* **The input**:

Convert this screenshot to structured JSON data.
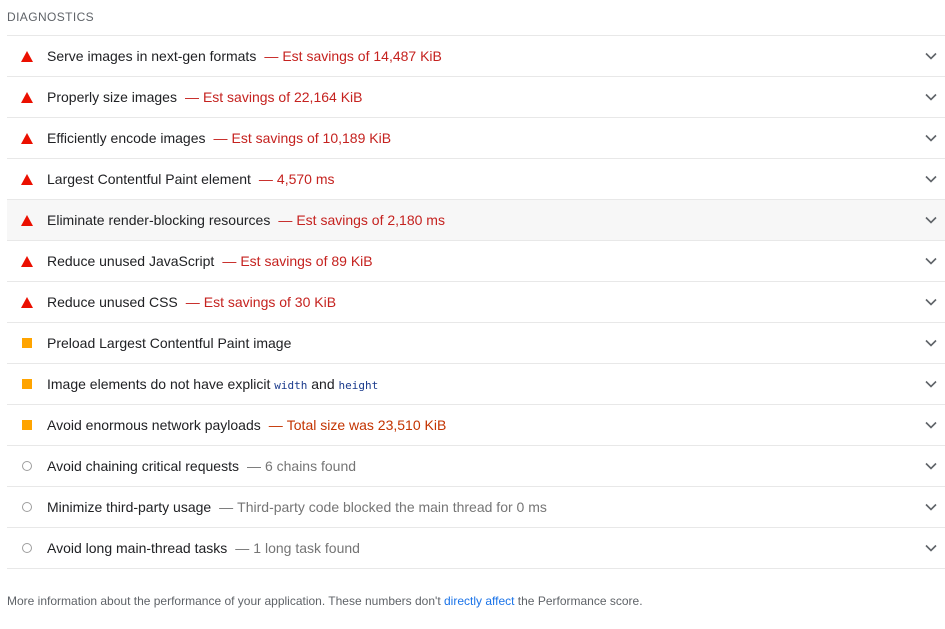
{
  "section": {
    "title": "DIAGNOSTICS"
  },
  "audits": [
    {
      "status": "fail",
      "title": "Serve images in next-gen formats",
      "display": "Est savings of 14,487 KiB"
    },
    {
      "status": "fail",
      "title": "Properly size images",
      "display": "Est savings of 22,164 KiB"
    },
    {
      "status": "fail",
      "title": "Efficiently encode images",
      "display": "Est savings of 10,189 KiB"
    },
    {
      "status": "fail",
      "title": "Largest Contentful Paint element",
      "display": "4,570 ms"
    },
    {
      "status": "fail",
      "title": "Eliminate render-blocking resources",
      "display": "Est savings of 2,180 ms"
    },
    {
      "status": "fail",
      "title": "Reduce unused JavaScript",
      "display": "Est savings of 89 KiB"
    },
    {
      "status": "fail",
      "title": "Reduce unused CSS",
      "display": "Est savings of 30 KiB"
    },
    {
      "status": "average",
      "title": "Preload Largest Contentful Paint image",
      "display": ""
    },
    {
      "status": "average",
      "title_parts": [
        "Image elements do not have explicit ",
        "width",
        " and ",
        "height"
      ],
      "display": ""
    },
    {
      "status": "average",
      "title": "Avoid enormous network payloads",
      "display": "Total size was 23,510 KiB"
    },
    {
      "status": "info",
      "title": "Avoid chaining critical requests",
      "display": "6 chains found"
    },
    {
      "status": "info",
      "title": "Minimize third-party usage",
      "display": "Third-party code blocked the main thread for 0 ms"
    },
    {
      "status": "info",
      "title": "Avoid long main-thread tasks",
      "display": "1 long task found"
    }
  ],
  "separator": "—",
  "footer": {
    "prefix": "More information about the performance of your application. These numbers don't ",
    "link": "directly affect",
    "suffix": " the Performance score."
  },
  "colors": {
    "fail": "#eb0f00",
    "average": "#ffa400",
    "info": "#9e9e9e",
    "link": "#1a73e8"
  }
}
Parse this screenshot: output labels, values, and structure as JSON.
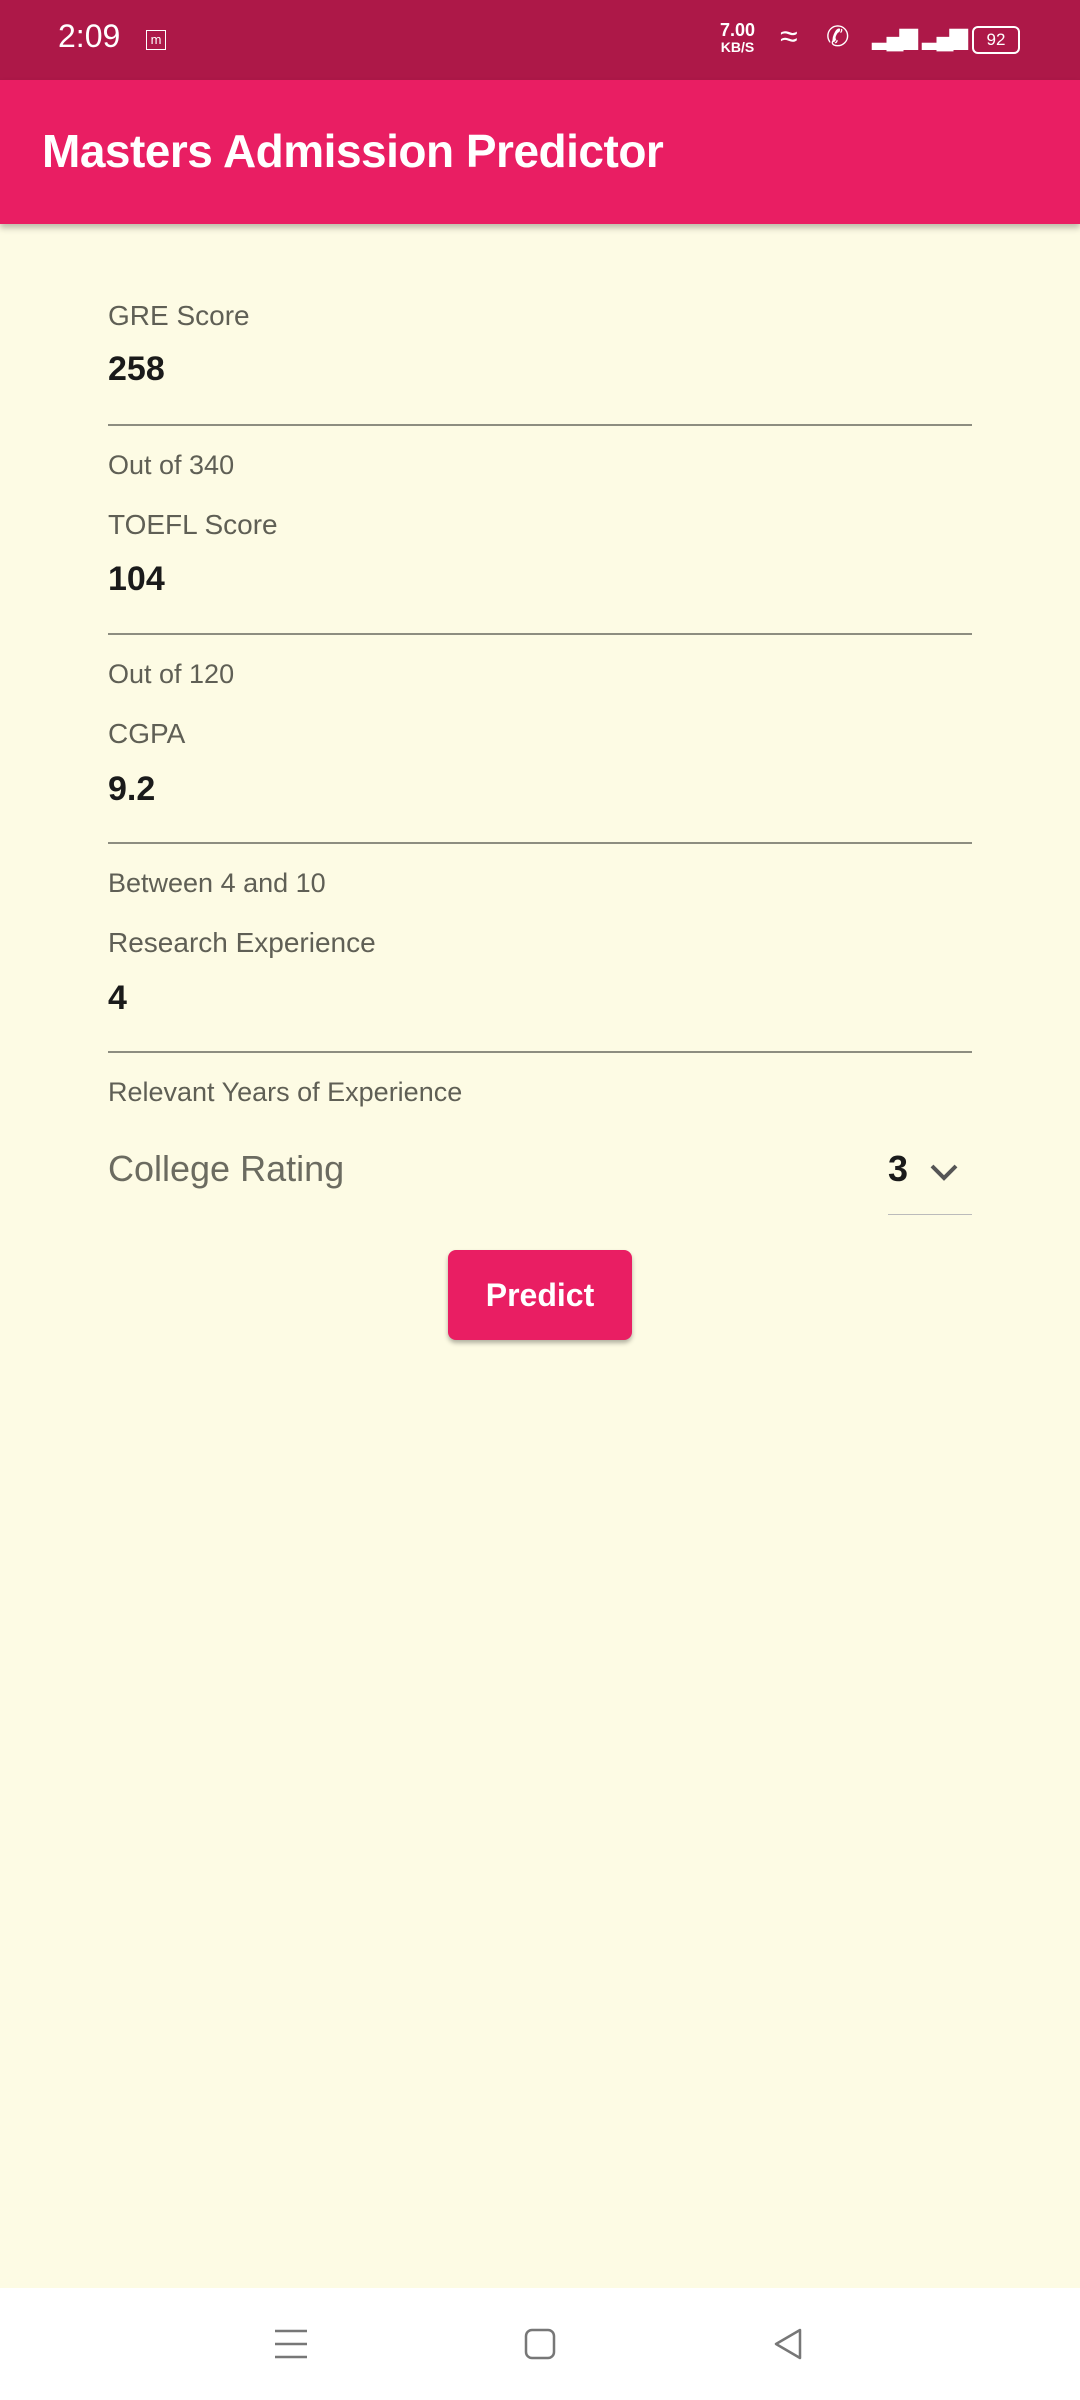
{
  "status_bar": {
    "time": "2:09",
    "net_speed": "7.00",
    "net_unit": "KB/S",
    "battery": "92"
  },
  "app_bar": {
    "title": "Masters Admission Predictor"
  },
  "fields": [
    {
      "label": "GRE Score",
      "value": "258",
      "helper": "Out of 340"
    },
    {
      "label": "TOEFL Score",
      "value": "104",
      "helper": "Out of 120"
    },
    {
      "label": "CGPA",
      "value": "9.2",
      "helper": "Between 4 and 10"
    },
    {
      "label": "Research Experience",
      "value": "4",
      "helper": "Relevant Years of Experience"
    }
  ],
  "college_rating": {
    "label": "College Rating",
    "value": "3"
  },
  "predict_label": "Predict",
  "colors": {
    "primary": "#e91e63",
    "status": "#ad1848",
    "background": "#fdfbe4"
  }
}
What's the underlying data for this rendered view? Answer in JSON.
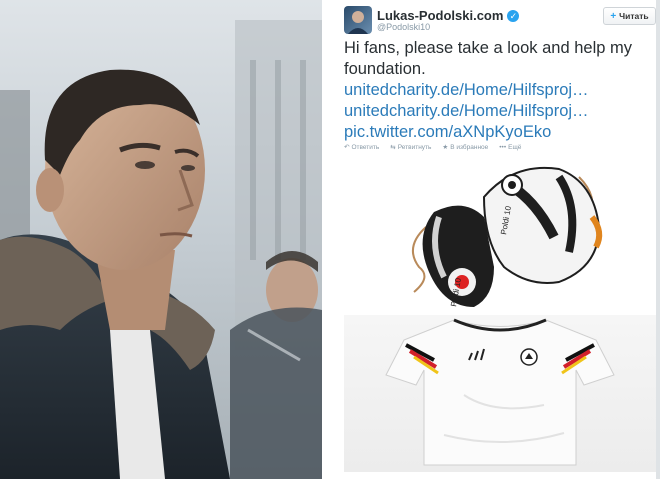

* **What this task involves**:
Your reply is one number: how many lines of the records above contain the word "size".

* **Result below**:
2